What is asked —
Give the listing again character for character, but drop the images.

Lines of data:
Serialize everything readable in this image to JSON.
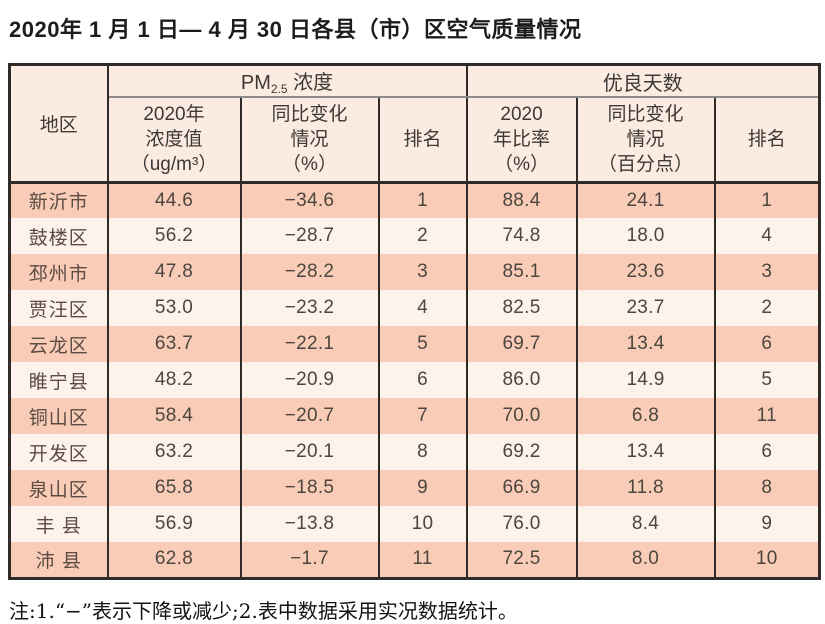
{
  "title": "2020年 1 月 1 日— 4 月 30 日各县（市）区空气质量情况",
  "table": {
    "columns": {
      "region": "地区",
      "pm_group": {
        "prefix": "PM",
        "sub": "2.5",
        "suffix": " 浓度"
      },
      "good_days_group": "优良天数",
      "pm_value_lines": [
        "2020年",
        "浓度值",
        "（ug/m³）"
      ],
      "pm_change_lines": [
        "同比变化",
        "情况",
        "（%）"
      ],
      "pm_rank": "排名",
      "gd_rate_lines": [
        "2020",
        "年比率",
        "（%）"
      ],
      "gd_change_lines": [
        "同比变化",
        "情况",
        "（百分点）"
      ],
      "gd_rank": "排名"
    },
    "rows": [
      {
        "region": "新沂市",
        "pm_value": "44.6",
        "pm_change": "−34.6",
        "pm_rank": "1",
        "gd_rate": "88.4",
        "gd_change": "24.1",
        "gd_rank": "1"
      },
      {
        "region": "鼓楼区",
        "pm_value": "56.2",
        "pm_change": "−28.7",
        "pm_rank": "2",
        "gd_rate": "74.8",
        "gd_change": "18.0",
        "gd_rank": "4"
      },
      {
        "region": "邳州市",
        "pm_value": "47.8",
        "pm_change": "−28.2",
        "pm_rank": "3",
        "gd_rate": "85.1",
        "gd_change": "23.6",
        "gd_rank": "3"
      },
      {
        "region": "贾汪区",
        "pm_value": "53.0",
        "pm_change": "−23.2",
        "pm_rank": "4",
        "gd_rate": "82.5",
        "gd_change": "23.7",
        "gd_rank": "2"
      },
      {
        "region": "云龙区",
        "pm_value": "63.7",
        "pm_change": "−22.1",
        "pm_rank": "5",
        "gd_rate": "69.7",
        "gd_change": "13.4",
        "gd_rank": "6"
      },
      {
        "region": "睢宁县",
        "pm_value": "48.2",
        "pm_change": "−20.9",
        "pm_rank": "6",
        "gd_rate": "86.0",
        "gd_change": "14.9",
        "gd_rank": "5"
      },
      {
        "region": "铜山区",
        "pm_value": "58.4",
        "pm_change": "−20.7",
        "pm_rank": "7",
        "gd_rate": "70.0",
        "gd_change": "6.8",
        "gd_rank": "11"
      },
      {
        "region": "开发区",
        "pm_value": "63.2",
        "pm_change": "−20.1",
        "pm_rank": "8",
        "gd_rate": "69.2",
        "gd_change": "13.4",
        "gd_rank": "6"
      },
      {
        "region": "泉山区",
        "pm_value": "65.8",
        "pm_change": "−18.5",
        "pm_rank": "9",
        "gd_rate": "66.9",
        "gd_change": "11.8",
        "gd_rank": "8"
      },
      {
        "region": "丰 县",
        "pm_value": "56.9",
        "pm_change": "−13.8",
        "pm_rank": "10",
        "gd_rate": "76.0",
        "gd_change": "8.4",
        "gd_rank": "9"
      },
      {
        "region": "沛 县",
        "pm_value": "62.8",
        "pm_change": "−1.7",
        "pm_rank": "11",
        "gd_rate": "72.5",
        "gd_change": "8.0",
        "gd_rank": "10"
      }
    ]
  },
  "footnote": "注:1.“−”表示下降或减少;2.表中数据采用实况数据统计。"
}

Result for this task —
Serialize everything readable in this image to JSON.
{
  "title": "2020年 1 月 1 日— 4 月 30 日各县（市）区空气质量情况",
  "table": {
    "columns": {
      "region": "地区",
      "pm_group": {
        "prefix": "PM",
        "sub": "2.5",
        "suffix": " 浓度"
      },
      "good_days_group": "优良天数",
      "pm_value_lines": [
        "2020年",
        "浓度值",
        "（ug/m³）"
      ],
      "pm_change_lines": [
        "同比变化",
        "情况",
        "（%）"
      ],
      "pm_rank": "排名",
      "gd_rate_lines": [
        "2020",
        "年比率",
        "（%）"
      ],
      "gd_change_lines": [
        "同比变化",
        "情况",
        "（百分点）"
      ],
      "gd_rank": "排名"
    },
    "rows": [
      {
        "region": "新沂市",
        "pm_value": "44.6",
        "pm_change": "−34.6",
        "pm_rank": "1",
        "gd_rate": "88.4",
        "gd_change": "24.1",
        "gd_rank": "1"
      },
      {
        "region": "鼓楼区",
        "pm_value": "56.2",
        "pm_change": "−28.7",
        "pm_rank": "2",
        "gd_rate": "74.8",
        "gd_change": "18.0",
        "gd_rank": "4"
      },
      {
        "region": "邳州市",
        "pm_value": "47.8",
        "pm_change": "−28.2",
        "pm_rank": "3",
        "gd_rate": "85.1",
        "gd_change": "23.6",
        "gd_rank": "3"
      },
      {
        "region": "贾汪区",
        "pm_value": "53.0",
        "pm_change": "−23.2",
        "pm_rank": "4",
        "gd_rate": "82.5",
        "gd_change": "23.7",
        "gd_rank": "2"
      },
      {
        "region": "云龙区",
        "pm_value": "63.7",
        "pm_change": "−22.1",
        "pm_rank": "5",
        "gd_rate": "69.7",
        "gd_change": "13.4",
        "gd_rank": "6"
      },
      {
        "region": "睢宁县",
        "pm_value": "48.2",
        "pm_change": "−20.9",
        "pm_rank": "6",
        "gd_rate": "86.0",
        "gd_change": "14.9",
        "gd_rank": "5"
      },
      {
        "region": "铜山区",
        "pm_value": "58.4",
        "pm_change": "−20.7",
        "pm_rank": "7",
        "gd_rate": "70.0",
        "gd_change": "6.8",
        "gd_rank": "11"
      },
      {
        "region": "开发区",
        "pm_value": "63.2",
        "pm_change": "−20.1",
        "pm_rank": "8",
        "gd_rate": "69.2",
        "gd_change": "13.4",
        "gd_rank": "6"
      },
      {
        "region": "泉山区",
        "pm_value": "65.8",
        "pm_change": "−18.5",
        "pm_rank": "9",
        "gd_rate": "66.9",
        "gd_change": "11.8",
        "gd_rank": "8"
      },
      {
        "region": "丰 县",
        "pm_value": "56.9",
        "pm_change": "−13.8",
        "pm_rank": "10",
        "gd_rate": "76.0",
        "gd_change": "8.4",
        "gd_rank": "9"
      },
      {
        "region": "沛 县",
        "pm_value": "62.8",
        "pm_change": "−1.7",
        "pm_rank": "11",
        "gd_rate": "72.5",
        "gd_change": "8.0",
        "gd_rank": "10"
      }
    ]
  },
  "footnote": "注:1.“−”表示下降或减少;2.表中数据采用实况数据统计。"
}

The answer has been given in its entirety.